> **DESCRIPTION OF THE TASK**
Copy out the listing exactly.
# AVAILABLE RECORDS start
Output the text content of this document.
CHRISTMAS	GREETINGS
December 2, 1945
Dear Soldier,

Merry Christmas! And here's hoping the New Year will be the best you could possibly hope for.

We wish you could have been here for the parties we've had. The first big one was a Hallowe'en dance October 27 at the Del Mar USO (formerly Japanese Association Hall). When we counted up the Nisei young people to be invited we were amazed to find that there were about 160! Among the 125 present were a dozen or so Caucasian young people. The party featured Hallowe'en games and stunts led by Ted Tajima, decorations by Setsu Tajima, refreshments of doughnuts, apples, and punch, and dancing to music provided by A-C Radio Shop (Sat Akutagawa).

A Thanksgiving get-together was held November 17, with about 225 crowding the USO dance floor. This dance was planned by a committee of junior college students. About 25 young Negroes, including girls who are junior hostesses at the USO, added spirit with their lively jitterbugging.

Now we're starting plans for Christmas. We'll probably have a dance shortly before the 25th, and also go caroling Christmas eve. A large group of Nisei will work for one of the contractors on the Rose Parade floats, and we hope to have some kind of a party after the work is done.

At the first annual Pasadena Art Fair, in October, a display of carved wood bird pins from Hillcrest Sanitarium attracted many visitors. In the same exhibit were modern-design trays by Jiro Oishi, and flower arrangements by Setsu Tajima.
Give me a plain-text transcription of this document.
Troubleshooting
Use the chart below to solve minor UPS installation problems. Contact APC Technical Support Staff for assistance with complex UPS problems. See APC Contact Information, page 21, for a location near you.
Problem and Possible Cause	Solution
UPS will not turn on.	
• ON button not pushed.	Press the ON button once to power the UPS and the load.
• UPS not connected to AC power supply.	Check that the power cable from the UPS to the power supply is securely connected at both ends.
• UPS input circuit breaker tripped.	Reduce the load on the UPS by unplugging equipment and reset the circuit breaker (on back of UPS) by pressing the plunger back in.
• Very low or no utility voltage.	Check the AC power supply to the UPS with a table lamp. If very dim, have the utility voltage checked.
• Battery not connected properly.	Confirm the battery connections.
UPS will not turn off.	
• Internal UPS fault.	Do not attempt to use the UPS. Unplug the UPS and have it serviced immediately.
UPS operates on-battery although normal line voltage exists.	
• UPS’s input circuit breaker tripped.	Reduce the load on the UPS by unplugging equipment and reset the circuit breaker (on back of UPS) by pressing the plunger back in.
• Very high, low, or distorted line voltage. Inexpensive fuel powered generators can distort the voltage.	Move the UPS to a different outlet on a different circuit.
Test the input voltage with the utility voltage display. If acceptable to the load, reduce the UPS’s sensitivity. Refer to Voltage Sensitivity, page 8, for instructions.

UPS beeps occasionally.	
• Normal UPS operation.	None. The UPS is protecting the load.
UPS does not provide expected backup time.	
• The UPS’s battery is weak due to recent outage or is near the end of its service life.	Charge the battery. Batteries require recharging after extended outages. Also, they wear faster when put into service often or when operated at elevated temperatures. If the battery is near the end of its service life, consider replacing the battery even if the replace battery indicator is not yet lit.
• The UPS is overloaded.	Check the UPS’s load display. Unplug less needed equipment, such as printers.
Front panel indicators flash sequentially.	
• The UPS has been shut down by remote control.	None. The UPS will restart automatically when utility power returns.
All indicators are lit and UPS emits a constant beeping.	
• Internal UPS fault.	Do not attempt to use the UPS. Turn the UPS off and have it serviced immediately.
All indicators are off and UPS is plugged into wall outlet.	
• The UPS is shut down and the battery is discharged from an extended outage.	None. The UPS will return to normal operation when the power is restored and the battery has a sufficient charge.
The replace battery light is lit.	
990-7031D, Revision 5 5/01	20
# AVAILABLE RECORDS end
> **SOLUTION FOR THIS EXERCISE**
Output the text content of this document.
CHRISTMAS	GREETINGS
December 2, 1945
Dear Soldier,

Merry Christmas! And here's hoping the New Year will be the best you could possibly hope for.

We wish you could have been here for the parties we've had. The first big one was a Hallowe'en dance October 27 at the Del Mar USO (formerly Japanese Association Hall). When we counted up the Nisei young people to be invited we were amazed to find that there were about 160! Among the 125 present were a dozen or so Caucasian young people. The party featured Hallowe'en games and stunts led by Ted Tajima, decorations by Setsu Tajima, refreshments of doughnuts, apples, and punch, and dancing to music provided by A-C Radio Shop (Sat Akutagawa).

A Thanksgiving get-together was held November 17, with about 225 crowding the USO dance floor. This dance was planned by a committee of junior college students. About 25 young Negroes, including girls who are junior hostesses at the USO, added spirit with their lively jitterbugging.

Now we're starting plans for Christmas. We'll probably have a dance shortly before the 25th, and also go caroling Christmas eve. A large group of Nisei will work for one of the contractors on the Rose Parade floats, and we hope to have some kind of a party after the work is done.

At the first annual Pasadena Art Fair, in October, a display of carved wood bird pins from Hillcrest Sanitarium attracted many visitors. In the same exhibit were modern-design trays by Jiro Oishi, and flower arrangements by Setsu Tajima.
Give me a plain-text transcription of this document.
Troubleshooting
Use the chart below to solve minor UPS installation problems. Contact APC Technical Support Staff for assistance with complex UPS problems. See APC Contact Information, page 21, for a location near you.
Problem and Possible Cause	Solution
UPS will not turn on.	
• ON button not pushed.	Press the ON button once to power the UPS and the load.
• UPS not connected to AC power supply.	Check that the power cable from the UPS to the power supply is securely connected at both ends.
• UPS input circuit breaker tripped.	Reduce the load on the UPS by unplugging equipment and reset the circuit breaker (on back of UPS) by pressing the plunger back in.
• Very low or no utility voltage.	Check the AC power supply to the UPS with a table lamp. If very dim, have the utility voltage checked.
• Battery not connected properly.	Confirm the battery connections.
UPS will not turn off.	
• Internal UPS fault.	Do not attempt to use the UPS. Unplug the UPS and have it serviced immediately.
UPS operates on-battery although normal line voltage exists.	
• UPS’s input circuit breaker tripped.	Reduce the load on the UPS by unplugging equipment and reset the circuit breaker (on back of UPS) by pressing the plunger back in.
• Very high, low, or distorted line voltage. Inexpensive fuel powered generators can distort the voltage.	Move the UPS to a different outlet on a different circuit.
Test the input voltage with the utility voltage display. If acceptable to the load, reduce the UPS’s sensitivity. Refer to Voltage Sensitivity, page 8, for instructions.

UPS beeps occasionally.	
• Normal UPS operation.	None. The UPS is protecting the load.
UPS does not provide expected backup time.	
• The UPS’s battery is weak due to recent outage or is near the end of its service life.	Charge the battery. Batteries require recharging after extended outages. Also, they wear faster when put into service often or when operated at elevated temperatures. If the battery is near the end of its service life, consider replacing the battery even if the replace battery indicator is not yet lit.
• The UPS is overloaded.	Check the UPS’s load display. Unplug less needed equipment, such as printers.
Front panel indicators flash sequentially.	
• The UPS has been shut down by remote control.	None. The UPS will restart automatically when utility power returns.
All indicators are lit and UPS emits a constant beeping.	
• Internal UPS fault.	Do not attempt to use the UPS. Turn the UPS off and have it serviced immediately.
All indicators are off and UPS is plugged into wall outlet.	
• The UPS is shut down and the battery is discharged from an extended outage.	None. The UPS will return to normal operation when the power is restored and the battery has a sufficient charge.
The replace battery light is lit.	
990-7031D, Revision 5 5/01	20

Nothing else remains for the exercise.